_Saved entries_
----

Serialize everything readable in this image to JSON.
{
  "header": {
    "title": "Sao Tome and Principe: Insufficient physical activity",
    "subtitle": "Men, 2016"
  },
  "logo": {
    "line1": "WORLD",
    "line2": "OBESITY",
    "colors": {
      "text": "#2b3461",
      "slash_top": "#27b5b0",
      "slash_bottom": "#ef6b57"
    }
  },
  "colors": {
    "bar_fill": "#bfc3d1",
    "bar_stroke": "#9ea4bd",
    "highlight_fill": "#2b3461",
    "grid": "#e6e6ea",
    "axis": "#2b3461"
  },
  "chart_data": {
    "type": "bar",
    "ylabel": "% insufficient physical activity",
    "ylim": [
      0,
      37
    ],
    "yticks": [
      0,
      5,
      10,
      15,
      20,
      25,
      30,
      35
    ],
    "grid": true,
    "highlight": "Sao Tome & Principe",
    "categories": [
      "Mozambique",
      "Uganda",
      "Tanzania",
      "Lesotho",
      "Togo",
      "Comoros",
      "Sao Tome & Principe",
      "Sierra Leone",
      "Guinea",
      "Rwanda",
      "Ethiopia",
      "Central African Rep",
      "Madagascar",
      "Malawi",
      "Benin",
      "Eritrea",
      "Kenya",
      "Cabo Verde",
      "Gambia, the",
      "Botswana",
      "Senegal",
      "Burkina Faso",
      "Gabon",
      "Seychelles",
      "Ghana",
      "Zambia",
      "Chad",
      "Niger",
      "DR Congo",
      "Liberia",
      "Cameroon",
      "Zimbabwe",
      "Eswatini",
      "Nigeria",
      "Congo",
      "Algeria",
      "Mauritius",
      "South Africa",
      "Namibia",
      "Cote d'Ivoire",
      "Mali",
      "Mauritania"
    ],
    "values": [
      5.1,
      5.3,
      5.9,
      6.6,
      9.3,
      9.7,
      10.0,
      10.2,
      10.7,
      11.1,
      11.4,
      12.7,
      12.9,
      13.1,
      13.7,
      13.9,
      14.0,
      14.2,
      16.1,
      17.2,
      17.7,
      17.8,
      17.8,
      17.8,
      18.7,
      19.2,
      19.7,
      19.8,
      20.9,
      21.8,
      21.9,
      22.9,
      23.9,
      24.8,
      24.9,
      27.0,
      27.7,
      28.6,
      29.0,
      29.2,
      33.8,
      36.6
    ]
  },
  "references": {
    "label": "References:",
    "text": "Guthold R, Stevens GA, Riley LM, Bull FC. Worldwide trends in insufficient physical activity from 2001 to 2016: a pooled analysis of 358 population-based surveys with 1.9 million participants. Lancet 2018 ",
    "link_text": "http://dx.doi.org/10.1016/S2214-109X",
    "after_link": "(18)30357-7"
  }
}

----

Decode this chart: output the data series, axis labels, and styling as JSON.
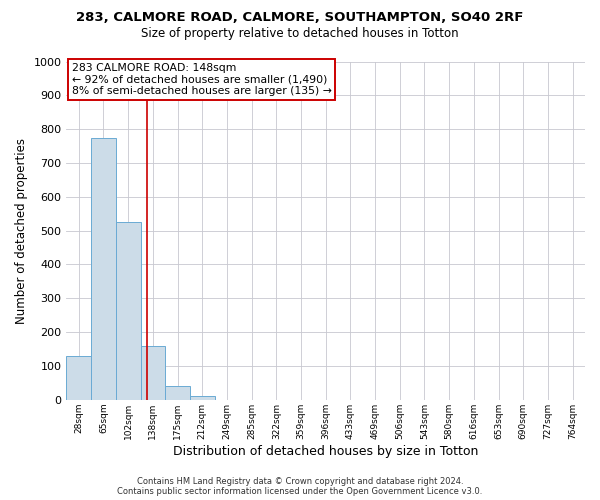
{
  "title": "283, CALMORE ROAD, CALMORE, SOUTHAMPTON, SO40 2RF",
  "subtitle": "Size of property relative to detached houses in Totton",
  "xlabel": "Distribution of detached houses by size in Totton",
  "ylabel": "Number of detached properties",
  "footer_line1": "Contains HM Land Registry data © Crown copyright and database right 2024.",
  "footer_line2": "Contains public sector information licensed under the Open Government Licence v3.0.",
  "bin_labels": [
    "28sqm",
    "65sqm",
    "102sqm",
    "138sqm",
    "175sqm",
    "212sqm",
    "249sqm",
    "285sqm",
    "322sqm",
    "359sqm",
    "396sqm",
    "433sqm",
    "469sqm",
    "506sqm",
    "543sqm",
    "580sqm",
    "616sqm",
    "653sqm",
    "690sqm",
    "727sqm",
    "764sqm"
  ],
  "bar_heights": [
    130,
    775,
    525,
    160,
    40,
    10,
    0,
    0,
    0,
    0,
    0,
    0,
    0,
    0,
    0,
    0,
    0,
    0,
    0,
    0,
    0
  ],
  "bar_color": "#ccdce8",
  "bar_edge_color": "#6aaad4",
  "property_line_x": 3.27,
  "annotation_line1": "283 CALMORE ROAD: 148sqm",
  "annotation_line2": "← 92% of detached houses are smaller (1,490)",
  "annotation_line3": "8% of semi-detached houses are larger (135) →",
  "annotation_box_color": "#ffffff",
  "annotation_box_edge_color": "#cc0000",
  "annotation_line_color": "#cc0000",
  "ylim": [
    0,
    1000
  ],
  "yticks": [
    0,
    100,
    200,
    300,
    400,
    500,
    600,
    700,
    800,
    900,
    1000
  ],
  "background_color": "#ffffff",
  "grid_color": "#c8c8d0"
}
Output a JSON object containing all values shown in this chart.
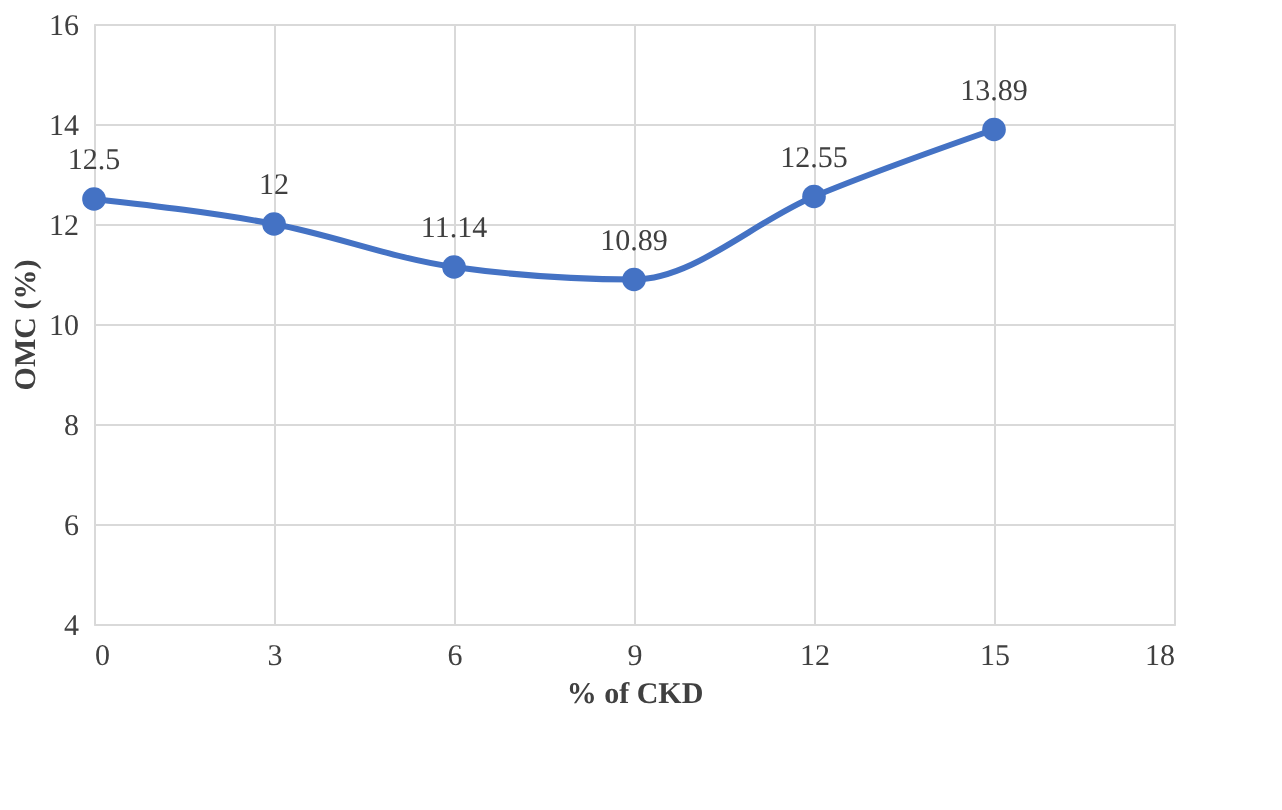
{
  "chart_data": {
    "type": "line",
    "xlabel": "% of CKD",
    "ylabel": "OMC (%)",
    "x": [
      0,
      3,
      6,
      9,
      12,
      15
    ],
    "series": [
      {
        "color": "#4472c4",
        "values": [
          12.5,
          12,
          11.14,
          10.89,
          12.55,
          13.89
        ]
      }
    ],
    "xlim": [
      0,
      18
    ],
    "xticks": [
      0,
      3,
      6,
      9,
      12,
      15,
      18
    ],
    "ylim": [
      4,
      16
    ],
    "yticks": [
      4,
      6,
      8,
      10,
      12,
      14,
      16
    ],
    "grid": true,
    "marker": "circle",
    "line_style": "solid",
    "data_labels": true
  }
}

----

_Task prompt_
Count up every line above that has the word "series" in it; answer with the number alone.

_Task result_
2